* _Goal_
For every line in the records that has the word "people", make a copy.
[start]
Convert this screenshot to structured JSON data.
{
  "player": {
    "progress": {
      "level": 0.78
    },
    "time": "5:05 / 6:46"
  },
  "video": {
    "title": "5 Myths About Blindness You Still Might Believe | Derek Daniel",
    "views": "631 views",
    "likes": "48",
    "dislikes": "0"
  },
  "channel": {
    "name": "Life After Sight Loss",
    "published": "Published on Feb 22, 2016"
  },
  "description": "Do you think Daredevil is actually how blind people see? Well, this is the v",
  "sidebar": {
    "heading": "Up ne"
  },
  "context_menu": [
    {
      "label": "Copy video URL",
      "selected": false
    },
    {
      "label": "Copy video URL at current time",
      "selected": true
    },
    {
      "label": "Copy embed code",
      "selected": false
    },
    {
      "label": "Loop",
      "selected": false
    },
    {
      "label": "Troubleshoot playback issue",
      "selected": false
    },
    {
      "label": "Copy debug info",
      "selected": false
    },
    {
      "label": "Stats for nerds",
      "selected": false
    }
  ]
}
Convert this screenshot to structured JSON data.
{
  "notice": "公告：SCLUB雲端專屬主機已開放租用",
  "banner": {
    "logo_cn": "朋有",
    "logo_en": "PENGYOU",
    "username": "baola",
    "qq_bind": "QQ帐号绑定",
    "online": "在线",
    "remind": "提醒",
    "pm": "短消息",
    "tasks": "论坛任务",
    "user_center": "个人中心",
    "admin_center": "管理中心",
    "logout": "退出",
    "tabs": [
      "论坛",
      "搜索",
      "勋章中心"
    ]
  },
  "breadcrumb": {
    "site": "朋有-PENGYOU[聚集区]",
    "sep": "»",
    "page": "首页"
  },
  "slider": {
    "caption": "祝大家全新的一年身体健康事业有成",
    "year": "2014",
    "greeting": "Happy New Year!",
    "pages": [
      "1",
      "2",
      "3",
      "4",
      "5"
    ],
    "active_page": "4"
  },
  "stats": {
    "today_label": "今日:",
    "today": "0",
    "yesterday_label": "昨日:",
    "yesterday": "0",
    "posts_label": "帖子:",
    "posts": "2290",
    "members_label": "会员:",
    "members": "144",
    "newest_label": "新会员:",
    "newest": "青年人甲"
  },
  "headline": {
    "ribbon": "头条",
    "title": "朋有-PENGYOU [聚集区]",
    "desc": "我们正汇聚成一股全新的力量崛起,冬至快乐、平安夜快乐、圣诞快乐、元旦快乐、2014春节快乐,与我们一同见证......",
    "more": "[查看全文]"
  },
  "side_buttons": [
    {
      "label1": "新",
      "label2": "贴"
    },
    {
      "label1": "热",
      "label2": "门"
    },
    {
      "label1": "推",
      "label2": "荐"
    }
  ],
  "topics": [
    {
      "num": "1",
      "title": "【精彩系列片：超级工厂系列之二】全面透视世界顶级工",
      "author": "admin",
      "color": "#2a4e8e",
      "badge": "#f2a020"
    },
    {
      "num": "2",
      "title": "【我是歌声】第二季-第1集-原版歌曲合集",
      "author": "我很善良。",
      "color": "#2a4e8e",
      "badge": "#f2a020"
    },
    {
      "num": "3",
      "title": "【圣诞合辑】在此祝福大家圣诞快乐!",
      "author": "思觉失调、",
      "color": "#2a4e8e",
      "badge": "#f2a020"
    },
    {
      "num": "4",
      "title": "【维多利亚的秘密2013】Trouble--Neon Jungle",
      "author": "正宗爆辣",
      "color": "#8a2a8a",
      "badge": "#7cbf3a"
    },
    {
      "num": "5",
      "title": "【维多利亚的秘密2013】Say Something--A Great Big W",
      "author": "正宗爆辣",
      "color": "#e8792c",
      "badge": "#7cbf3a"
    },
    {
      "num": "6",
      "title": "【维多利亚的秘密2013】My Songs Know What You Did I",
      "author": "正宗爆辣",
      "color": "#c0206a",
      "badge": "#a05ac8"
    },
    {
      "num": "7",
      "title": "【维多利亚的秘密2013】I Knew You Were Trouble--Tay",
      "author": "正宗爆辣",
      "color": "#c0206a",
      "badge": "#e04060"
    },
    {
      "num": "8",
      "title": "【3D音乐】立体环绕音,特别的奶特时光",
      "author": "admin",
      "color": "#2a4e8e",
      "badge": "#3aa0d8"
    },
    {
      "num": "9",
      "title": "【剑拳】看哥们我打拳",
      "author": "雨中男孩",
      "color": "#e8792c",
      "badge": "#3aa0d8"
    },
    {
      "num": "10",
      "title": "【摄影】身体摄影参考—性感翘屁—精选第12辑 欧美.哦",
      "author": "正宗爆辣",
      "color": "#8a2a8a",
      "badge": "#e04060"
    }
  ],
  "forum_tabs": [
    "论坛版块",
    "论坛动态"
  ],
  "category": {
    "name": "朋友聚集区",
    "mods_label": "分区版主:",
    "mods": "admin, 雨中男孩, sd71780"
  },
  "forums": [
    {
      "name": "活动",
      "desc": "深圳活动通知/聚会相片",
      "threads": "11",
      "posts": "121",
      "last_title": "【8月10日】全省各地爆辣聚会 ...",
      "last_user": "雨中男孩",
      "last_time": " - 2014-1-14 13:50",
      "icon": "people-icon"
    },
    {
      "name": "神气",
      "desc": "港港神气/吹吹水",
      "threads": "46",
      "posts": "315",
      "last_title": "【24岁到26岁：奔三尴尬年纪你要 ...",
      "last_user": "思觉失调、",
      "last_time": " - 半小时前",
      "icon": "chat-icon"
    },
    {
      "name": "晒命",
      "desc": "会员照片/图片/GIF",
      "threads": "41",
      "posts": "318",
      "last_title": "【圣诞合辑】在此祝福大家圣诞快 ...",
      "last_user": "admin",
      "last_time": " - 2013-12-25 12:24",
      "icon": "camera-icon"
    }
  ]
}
[end]
* _Task output_
  "description": "Do you think Daredevil is actually how blind people see? Well, this is the v",
      "icon": "people-icon"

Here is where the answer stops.